Reproduce each line of the material exactly, minus any picture.
>> start Task data
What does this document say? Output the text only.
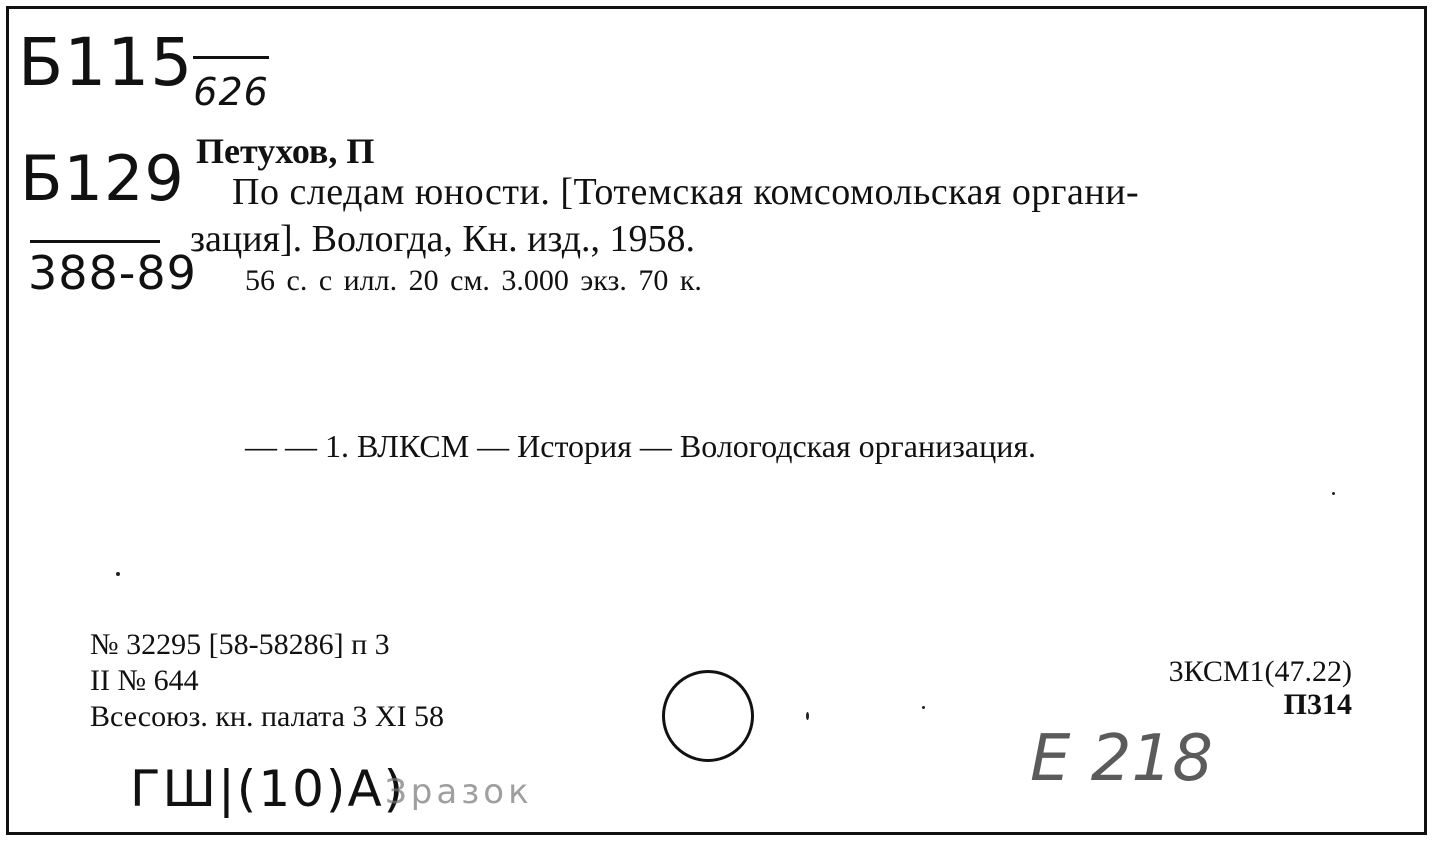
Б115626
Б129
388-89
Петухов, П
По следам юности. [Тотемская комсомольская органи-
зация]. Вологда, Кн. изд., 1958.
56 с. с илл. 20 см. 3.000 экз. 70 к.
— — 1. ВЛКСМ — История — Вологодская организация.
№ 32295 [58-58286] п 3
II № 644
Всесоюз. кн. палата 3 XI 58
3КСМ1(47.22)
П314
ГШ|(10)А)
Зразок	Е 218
>> end Task data
# [Written response]
What does this document say? Output the text only.
Б115626
Б129
388-89
Петухов, П
По следам юности. [Тотемская комсомольская органи-
зация]. Вологда, Кн. изд., 1958.
56 с. с илл. 20 см. 3.000 экз. 70 к.
— — 1. ВЛКСМ — История — Вологодская организация.
№ 32295 [58-58286] п 3
II № 644
Всесоюз. кн. палата 3 XI 58
3КСМ1(47.22)
П314
ГШ|(10)А)
Зразок	Е 218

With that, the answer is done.